Stored data
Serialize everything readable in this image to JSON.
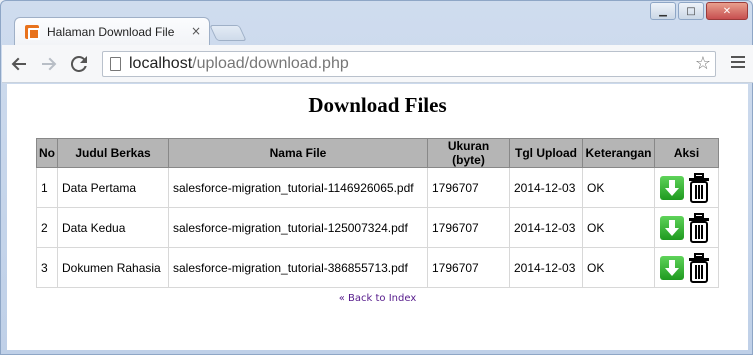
{
  "browser": {
    "tab_title": "Halaman Download File",
    "tab_close": "×",
    "url_host": "localhost",
    "url_path": "/upload/download.php",
    "window_buttons": [
      "▁",
      "□",
      "✕"
    ]
  },
  "page": {
    "heading": "Download Files",
    "table": {
      "headers": [
        "No",
        "Judul Berkas",
        "Nama File",
        "Ukuran (byte)",
        "Tgl Upload",
        "Keterangan",
        "Aksi"
      ],
      "rows": [
        {
          "no": "1",
          "judul": "Data Pertama",
          "nama": "salesforce-migration_tutorial-1146926065.pdf",
          "ukuran": "1796707",
          "tgl": "2014-12-03",
          "ket": "OK"
        },
        {
          "no": "2",
          "judul": "Data Kedua",
          "nama": "salesforce-migration_tutorial-125007324.pdf",
          "ukuran": "1796707",
          "tgl": "2014-12-03",
          "ket": "OK"
        },
        {
          "no": "3",
          "judul": "Dokumen Rahasia",
          "nama": "salesforce-migration_tutorial-386855713.pdf",
          "ukuran": "1796707",
          "tgl": "2014-12-03",
          "ket": "OK"
        }
      ]
    },
    "back_link": "« Back to Index"
  },
  "icons": {
    "download": "download-icon",
    "delete": "trash-icon"
  },
  "colors": {
    "table_header_bg": "#b5b5b5",
    "download_green": "#2aa82a",
    "link_visited": "#551a8b"
  }
}
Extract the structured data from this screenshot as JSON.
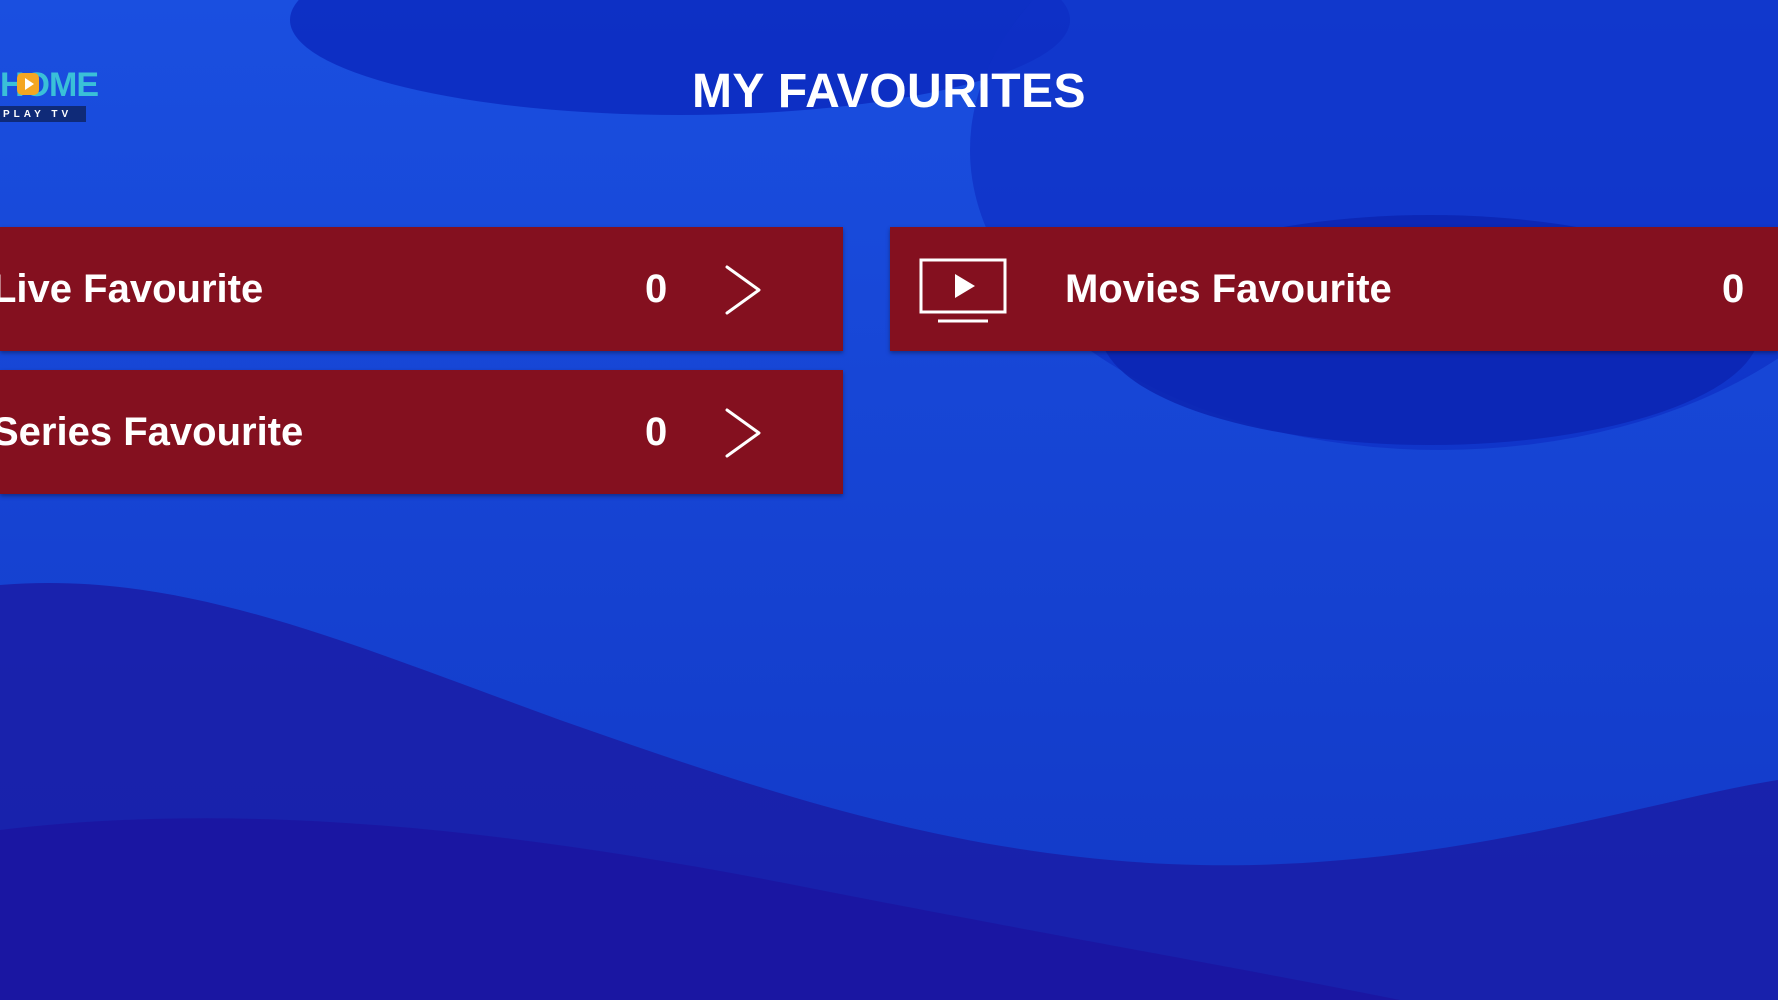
{
  "logo": {
    "wordmark": "HOME",
    "subtitle": "PLAY TV"
  },
  "header": {
    "title": "MY FAVOURITES"
  },
  "favourites": {
    "live": {
      "label": "Live Favourite",
      "count": "0",
      "icon": "chevron-right-icon"
    },
    "series": {
      "label": "Series Favourite",
      "count": "0",
      "icon": "chevron-right-icon"
    },
    "movies": {
      "label": "Movies Favourite",
      "count": "0",
      "icon": "tv-play-icon"
    }
  },
  "colors": {
    "background": "#1645d6",
    "card": "#84101f",
    "text": "#ffffff",
    "logo_accent": "#3ac0d8"
  }
}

▶ WHAT YOU WILL DO:
Pull out each line of the records holding the string "JSON".

▶ EXERCISE RESULT:
Serialize everything readable in this image to JSON.
Extract the structured data from this screenshot as JSON.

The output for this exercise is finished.